- YOUR OBJECTIVE -
Write out the following items again, substituting "simplified" for every occurrence of "schematic" and keeping everything else the same.

## Begin AVAILABLE DATA

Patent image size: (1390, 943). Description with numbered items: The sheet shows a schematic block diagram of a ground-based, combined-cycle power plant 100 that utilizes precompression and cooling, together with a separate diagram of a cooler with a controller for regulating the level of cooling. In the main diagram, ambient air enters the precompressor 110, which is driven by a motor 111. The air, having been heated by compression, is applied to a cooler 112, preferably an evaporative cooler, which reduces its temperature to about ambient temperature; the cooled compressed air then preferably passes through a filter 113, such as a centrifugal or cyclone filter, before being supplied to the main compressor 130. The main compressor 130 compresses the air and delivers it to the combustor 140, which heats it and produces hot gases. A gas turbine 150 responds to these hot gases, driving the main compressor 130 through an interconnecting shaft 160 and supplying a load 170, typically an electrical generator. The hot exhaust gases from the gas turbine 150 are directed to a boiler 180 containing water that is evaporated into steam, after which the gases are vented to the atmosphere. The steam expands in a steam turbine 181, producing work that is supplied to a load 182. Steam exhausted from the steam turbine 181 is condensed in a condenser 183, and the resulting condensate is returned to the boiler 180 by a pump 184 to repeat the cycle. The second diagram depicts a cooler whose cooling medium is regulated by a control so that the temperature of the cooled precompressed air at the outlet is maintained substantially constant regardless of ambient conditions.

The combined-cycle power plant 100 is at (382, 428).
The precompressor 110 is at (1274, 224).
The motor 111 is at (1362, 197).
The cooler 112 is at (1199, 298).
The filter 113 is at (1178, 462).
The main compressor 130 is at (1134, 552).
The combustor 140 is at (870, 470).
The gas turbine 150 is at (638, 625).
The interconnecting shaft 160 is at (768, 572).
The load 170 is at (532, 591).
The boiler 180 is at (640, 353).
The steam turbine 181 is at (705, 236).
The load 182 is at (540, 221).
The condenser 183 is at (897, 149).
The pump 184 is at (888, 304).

## End AVAILABLE DATA

- REPLY -
Patent image size: (1390, 943). Description with numbered items: The sheet shows a simplified block diagram of a ground-based, combined-cycle power plant 100 that utilizes precompression and cooling, together with a separate diagram of a cooler with a controller for regulating the level of cooling. In the main diagram, ambient air enters the precompressor 110, which is driven by a motor 111. The air, having been heated by compression, is applied to a cooler 112, preferably an evaporative cooler, which reduces its temperature to about ambient temperature; the cooled compressed air then preferably passes through a filter 113, such as a centrifugal or cyclone filter, before being supplied to the main compressor 130. The main compressor 130 compresses the air and delivers it to the combustor 140, which heats it and produces hot gases. A gas turbine 150 responds to these hot gases, driving the main compressor 130 through an interconnecting shaft 160 and supplying a load 170, typically an electrical generator. The hot exhaust gases from the gas turbine 150 are directed to a boiler 180 containing water that is evaporated into steam, after which the gases are vented to the atmosphere. The steam expands in a steam turbine 181, producing work that is supplied to a load 182. Steam exhausted from the steam turbine 181 is condensed in a condenser 183, and the resulting condensate is returned to the boiler 180 by a pump 184 to repeat the cycle. The second diagram depicts a cooler whose cooling medium is regulated by a control so that the temperature of the cooled precompressed air at the outlet is maintained substantially constant regardless of ambient conditions.

The combined-cycle power plant 100 is at (382, 428).
The precompressor 110 is at (1274, 224).
The motor 111 is at (1362, 197).
The cooler 112 is at (1199, 298).
The filter 113 is at (1178, 462).
The main compressor 130 is at (1134, 552).
The combustor 140 is at (870, 470).
The gas turbine 150 is at (638, 625).
The interconnecting shaft 160 is at (768, 572).
The load 170 is at (532, 591).
The boiler 180 is at (640, 353).
The steam turbine 181 is at (705, 236).
The load 182 is at (540, 221).
The condenser 183 is at (897, 149).
The pump 184 is at (888, 304).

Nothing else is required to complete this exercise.